Repeat the listing in full, preserving every character.

BEGIN Supplied entries

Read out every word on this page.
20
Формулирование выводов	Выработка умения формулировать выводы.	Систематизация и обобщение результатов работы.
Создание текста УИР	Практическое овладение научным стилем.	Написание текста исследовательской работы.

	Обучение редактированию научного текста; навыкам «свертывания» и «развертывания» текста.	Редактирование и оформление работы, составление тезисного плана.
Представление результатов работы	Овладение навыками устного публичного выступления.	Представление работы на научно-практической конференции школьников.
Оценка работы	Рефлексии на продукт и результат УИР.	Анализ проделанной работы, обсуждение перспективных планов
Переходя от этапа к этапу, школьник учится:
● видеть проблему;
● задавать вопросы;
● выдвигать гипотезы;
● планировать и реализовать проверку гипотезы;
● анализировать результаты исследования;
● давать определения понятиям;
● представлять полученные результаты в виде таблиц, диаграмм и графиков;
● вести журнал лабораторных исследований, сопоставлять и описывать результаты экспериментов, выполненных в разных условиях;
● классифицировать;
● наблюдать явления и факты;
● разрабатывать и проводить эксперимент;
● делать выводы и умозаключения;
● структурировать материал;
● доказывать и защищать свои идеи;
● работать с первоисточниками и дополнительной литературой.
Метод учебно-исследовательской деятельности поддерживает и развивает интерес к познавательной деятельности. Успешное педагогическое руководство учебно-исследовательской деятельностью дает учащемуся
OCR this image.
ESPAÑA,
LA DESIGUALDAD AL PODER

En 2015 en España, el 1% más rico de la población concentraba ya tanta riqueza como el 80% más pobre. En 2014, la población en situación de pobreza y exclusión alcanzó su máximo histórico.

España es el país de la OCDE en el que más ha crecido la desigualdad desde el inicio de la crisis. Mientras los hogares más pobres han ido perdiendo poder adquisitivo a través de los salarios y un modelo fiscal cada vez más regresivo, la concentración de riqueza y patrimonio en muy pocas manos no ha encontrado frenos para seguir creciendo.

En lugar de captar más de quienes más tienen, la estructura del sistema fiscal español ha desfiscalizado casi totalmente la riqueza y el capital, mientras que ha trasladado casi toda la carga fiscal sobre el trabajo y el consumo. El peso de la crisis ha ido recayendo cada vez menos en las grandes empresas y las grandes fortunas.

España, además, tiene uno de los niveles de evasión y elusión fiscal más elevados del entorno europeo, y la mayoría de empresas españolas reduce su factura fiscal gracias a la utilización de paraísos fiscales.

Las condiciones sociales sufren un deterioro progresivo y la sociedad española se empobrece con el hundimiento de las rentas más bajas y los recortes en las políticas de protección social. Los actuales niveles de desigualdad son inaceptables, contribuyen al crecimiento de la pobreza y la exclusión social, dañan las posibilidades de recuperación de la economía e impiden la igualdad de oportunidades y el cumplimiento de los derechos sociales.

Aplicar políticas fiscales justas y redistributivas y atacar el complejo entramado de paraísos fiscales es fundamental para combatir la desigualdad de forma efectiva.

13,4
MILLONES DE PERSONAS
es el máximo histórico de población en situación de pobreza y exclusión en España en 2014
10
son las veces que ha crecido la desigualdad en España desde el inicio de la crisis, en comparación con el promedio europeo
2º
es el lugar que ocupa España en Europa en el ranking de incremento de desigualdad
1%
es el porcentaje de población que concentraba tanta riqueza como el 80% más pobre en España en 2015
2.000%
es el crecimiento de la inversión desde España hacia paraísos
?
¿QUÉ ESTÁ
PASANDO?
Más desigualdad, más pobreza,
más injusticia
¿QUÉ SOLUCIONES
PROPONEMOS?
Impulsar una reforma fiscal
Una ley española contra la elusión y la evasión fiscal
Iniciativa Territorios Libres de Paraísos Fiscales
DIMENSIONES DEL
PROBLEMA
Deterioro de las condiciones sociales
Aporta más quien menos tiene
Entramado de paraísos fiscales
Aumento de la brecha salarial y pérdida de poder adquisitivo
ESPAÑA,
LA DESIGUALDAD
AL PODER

END Supplied entries

* Output of the task:
Read out every word on this page.
20
Формулирование выводов	Выработка умения формулировать выводы.	Систематизация и обобщение результатов работы.
Создание текста УИР	Практическое овладение научным стилем.	Написание текста исследовательской работы.

	Обучение редактированию научного текста; навыкам «свертывания» и «развертывания» текста.	Редактирование и оформление работы, составление тезисного плана.
Представление результатов работы	Овладение навыками устного публичного выступления.	Представление работы на научно-практической конференции школьников.
Оценка работы	Рефлексии на продукт и результат УИР.	Анализ проделанной работы, обсуждение перспективных планов
Переходя от этапа к этапу, школьник учится:
● видеть проблему;
● задавать вопросы;
● выдвигать гипотезы;
● планировать и реализовать проверку гипотезы;
● анализировать результаты исследования;
● давать определения понятиям;
● представлять полученные результаты в виде таблиц, диаграмм и графиков;
● вести журнал лабораторных исследований, сопоставлять и описывать результаты экспериментов, выполненных в разных условиях;
● классифицировать;
● наблюдать явления и факты;
● разрабатывать и проводить эксперимент;
● делать выводы и умозаключения;
● структурировать материал;
● доказывать и защищать свои идеи;
● работать с первоисточниками и дополнительной литературой.
Метод учебно-исследовательской деятельности поддерживает и развивает интерес к познавательной деятельности. Успешное педагогическое руководство учебно-исследовательской деятельностью дает учащемуся
OCR this image.
ESPAÑA,
LA DESIGUALDAD AL PODER

En 2015 en España, el 1% más rico de la población concentraba ya tanta riqueza como el 80% más pobre. En 2014, la población en situación de pobreza y exclusión alcanzó su máximo histórico.

España es el país de la OCDE en el que más ha crecido la desigualdad desde el inicio de la crisis. Mientras los hogares más pobres han ido perdiendo poder adquisitivo a través de los salarios y un modelo fiscal cada vez más regresivo, la concentración de riqueza y patrimonio en muy pocas manos no ha encontrado frenos para seguir creciendo.

En lugar de captar más de quienes más tienen, la estructura del sistema fiscal español ha desfiscalizado casi totalmente la riqueza y el capital, mientras que ha trasladado casi toda la carga fiscal sobre el trabajo y el consumo. El peso de la crisis ha ido recayendo cada vez menos en las grandes empresas y las grandes fortunas.

España, además, tiene uno de los niveles de evasión y elusión fiscal más elevados del entorno europeo, y la mayoría de empresas españolas reduce su factura fiscal gracias a la utilización de paraísos fiscales.

Las condiciones sociales sufren un deterioro progresivo y la sociedad española se empobrece con el hundimiento de las rentas más bajas y los recortes en las políticas de protección social. Los actuales niveles de desigualdad son inaceptables, contribuyen al crecimiento de la pobreza y la exclusión social, dañan las posibilidades de recuperación de la economía e impiden la igualdad de oportunidades y el cumplimiento de los derechos sociales.

Aplicar políticas fiscales justas y redistributivas y atacar el complejo entramado de paraísos fiscales es fundamental para combatir la desigualdad de forma efectiva.

13,4
MILLONES DE PERSONAS
es el máximo histórico de población en situación de pobreza y exclusión en España en 2014
10
son las veces que ha crecido la desigualdad en España desde el inicio de la crisis, en comparación con el promedio europeo
2º
es el lugar que ocupa España en Europa en el ranking de incremento de desigualdad
1%
es el porcentaje de población que concentraba tanta riqueza como el 80% más pobre en España en 2015
2.000%
es el crecimiento de la inversión desde España hacia paraísos
?
¿QUÉ ESTÁ
PASANDO?
Más desigualdad, más pobreza,
más injusticia
¿QUÉ SOLUCIONES
PROPONEMOS?
Impulsar una reforma fiscal
Una ley española contra la elusión y la evasión fiscal
Iniciativa Territorios Libres de Paraísos Fiscales
DIMENSIONES DEL
PROBLEMA
Deterioro de las condiciones sociales
Aporta más quien menos tiene
Entramado de paraísos fiscales
Aumento de la brecha salarial y pérdida de poder adquisitivo
ESPAÑA,
LA DESIGUALDAD
AL PODER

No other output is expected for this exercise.